• [Short problem]
In the listing below, identify each line with the word "What" and return those lines.

• [Material for this task]
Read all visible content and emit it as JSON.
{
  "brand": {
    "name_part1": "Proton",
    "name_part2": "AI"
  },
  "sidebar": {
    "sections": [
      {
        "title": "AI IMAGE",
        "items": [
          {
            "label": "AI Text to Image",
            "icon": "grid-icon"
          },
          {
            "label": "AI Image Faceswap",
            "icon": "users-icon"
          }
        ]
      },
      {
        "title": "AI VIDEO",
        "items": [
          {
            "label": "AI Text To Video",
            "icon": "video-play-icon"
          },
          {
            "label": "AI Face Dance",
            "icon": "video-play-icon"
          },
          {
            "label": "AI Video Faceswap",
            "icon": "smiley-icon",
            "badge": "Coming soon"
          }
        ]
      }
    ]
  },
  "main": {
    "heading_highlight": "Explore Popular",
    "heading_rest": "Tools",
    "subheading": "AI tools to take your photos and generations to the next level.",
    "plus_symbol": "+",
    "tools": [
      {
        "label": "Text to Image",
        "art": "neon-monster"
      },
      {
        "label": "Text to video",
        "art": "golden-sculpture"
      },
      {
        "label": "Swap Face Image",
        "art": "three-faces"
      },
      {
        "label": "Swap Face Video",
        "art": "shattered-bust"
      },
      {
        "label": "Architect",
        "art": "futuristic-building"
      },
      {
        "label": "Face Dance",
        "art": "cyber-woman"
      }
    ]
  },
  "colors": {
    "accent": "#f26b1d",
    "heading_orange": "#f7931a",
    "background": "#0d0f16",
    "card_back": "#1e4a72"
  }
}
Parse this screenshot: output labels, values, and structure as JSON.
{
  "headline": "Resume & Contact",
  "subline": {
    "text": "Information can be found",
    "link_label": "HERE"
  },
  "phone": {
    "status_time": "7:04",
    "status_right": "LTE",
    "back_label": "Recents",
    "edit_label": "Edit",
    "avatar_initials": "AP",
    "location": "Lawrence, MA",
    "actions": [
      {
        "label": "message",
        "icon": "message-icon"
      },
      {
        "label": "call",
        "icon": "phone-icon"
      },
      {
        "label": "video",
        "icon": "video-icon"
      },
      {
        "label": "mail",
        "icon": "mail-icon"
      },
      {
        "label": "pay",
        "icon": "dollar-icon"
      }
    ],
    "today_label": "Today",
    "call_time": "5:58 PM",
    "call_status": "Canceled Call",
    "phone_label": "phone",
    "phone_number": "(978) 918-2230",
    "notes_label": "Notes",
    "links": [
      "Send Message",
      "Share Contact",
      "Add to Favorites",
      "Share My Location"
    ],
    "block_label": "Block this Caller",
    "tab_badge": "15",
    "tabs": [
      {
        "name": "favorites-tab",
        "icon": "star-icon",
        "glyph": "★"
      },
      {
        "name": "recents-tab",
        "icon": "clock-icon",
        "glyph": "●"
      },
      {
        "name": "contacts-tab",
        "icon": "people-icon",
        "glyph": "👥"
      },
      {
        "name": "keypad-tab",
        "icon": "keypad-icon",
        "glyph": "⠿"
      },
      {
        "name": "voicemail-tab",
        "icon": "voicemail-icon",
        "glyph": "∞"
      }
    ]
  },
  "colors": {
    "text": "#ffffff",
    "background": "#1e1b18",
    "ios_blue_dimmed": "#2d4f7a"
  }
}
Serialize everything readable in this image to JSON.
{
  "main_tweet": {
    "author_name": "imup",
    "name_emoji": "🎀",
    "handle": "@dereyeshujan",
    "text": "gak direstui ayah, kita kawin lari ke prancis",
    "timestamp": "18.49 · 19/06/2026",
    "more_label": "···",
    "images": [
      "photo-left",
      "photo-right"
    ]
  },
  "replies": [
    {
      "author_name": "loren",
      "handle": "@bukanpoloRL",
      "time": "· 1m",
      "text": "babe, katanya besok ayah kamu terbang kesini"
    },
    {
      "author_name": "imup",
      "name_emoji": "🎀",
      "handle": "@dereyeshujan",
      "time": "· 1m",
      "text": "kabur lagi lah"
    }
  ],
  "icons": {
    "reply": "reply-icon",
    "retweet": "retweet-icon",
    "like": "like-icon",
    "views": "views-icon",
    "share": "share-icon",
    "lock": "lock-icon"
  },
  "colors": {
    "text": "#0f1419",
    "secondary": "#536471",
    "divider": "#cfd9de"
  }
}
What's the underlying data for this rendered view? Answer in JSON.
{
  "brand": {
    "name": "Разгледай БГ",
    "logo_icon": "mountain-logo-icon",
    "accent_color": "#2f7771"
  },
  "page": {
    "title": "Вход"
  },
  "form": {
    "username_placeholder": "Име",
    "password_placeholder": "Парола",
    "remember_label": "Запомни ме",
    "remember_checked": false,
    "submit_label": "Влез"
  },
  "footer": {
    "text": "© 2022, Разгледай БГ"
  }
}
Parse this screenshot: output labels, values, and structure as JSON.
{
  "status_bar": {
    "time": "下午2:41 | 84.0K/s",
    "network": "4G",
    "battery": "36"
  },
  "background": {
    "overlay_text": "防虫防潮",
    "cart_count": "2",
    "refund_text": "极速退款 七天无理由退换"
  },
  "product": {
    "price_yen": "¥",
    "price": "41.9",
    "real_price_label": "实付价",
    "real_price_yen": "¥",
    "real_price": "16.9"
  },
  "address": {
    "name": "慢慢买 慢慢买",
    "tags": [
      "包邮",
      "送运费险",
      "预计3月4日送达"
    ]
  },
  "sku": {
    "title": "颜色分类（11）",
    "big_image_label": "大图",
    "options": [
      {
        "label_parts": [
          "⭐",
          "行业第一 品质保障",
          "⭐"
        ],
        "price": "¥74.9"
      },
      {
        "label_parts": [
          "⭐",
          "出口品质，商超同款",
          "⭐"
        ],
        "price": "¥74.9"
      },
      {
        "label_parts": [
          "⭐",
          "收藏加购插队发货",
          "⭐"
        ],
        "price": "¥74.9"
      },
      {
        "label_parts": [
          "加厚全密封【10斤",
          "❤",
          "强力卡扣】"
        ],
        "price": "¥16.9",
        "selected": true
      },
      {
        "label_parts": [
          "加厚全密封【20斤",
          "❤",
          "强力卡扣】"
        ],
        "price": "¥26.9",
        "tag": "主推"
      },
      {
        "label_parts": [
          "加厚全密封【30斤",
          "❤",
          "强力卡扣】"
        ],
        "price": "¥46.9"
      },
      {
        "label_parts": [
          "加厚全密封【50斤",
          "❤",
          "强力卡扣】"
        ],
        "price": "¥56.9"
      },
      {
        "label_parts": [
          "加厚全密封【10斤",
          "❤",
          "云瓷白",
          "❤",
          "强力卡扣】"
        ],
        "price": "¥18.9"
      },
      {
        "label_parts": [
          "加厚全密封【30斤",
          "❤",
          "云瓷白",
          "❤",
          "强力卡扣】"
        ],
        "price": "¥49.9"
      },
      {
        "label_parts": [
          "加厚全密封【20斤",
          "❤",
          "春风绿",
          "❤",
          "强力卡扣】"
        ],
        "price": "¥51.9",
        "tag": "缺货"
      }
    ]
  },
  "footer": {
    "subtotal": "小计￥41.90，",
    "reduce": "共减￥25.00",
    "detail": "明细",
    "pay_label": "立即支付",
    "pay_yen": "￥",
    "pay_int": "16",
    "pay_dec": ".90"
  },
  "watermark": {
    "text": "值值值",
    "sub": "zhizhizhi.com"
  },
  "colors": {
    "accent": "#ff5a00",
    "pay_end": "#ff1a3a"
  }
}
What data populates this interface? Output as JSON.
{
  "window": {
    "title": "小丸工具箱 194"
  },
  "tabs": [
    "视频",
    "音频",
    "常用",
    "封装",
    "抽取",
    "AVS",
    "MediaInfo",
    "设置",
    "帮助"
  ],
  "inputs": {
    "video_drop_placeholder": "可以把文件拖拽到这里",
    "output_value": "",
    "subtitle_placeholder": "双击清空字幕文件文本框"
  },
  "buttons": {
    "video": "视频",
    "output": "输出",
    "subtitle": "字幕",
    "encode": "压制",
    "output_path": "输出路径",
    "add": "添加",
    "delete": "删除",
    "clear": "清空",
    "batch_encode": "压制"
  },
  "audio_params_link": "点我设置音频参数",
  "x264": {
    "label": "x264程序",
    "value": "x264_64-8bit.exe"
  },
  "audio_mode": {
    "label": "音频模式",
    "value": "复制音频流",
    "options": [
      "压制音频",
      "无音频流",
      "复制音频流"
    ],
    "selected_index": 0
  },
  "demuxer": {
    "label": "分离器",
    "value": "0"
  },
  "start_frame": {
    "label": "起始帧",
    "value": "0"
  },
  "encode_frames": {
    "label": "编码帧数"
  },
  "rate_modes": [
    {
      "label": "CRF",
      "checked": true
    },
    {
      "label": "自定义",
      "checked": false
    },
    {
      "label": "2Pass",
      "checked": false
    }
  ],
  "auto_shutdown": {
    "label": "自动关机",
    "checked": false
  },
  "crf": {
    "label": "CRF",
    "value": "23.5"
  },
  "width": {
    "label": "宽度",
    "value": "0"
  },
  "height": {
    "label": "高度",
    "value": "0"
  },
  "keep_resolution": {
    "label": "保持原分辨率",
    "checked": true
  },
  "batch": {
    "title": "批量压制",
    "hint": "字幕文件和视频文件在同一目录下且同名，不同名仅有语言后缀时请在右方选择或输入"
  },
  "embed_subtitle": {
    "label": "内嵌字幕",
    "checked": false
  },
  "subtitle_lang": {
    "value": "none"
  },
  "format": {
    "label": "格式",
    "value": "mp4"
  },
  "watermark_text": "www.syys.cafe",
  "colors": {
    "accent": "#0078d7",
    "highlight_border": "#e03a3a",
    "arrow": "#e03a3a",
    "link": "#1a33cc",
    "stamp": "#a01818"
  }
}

• [Task solution]
What's the underlying data for this rendered view? Answer in JSON.
What data populates this interface? Output as JSON.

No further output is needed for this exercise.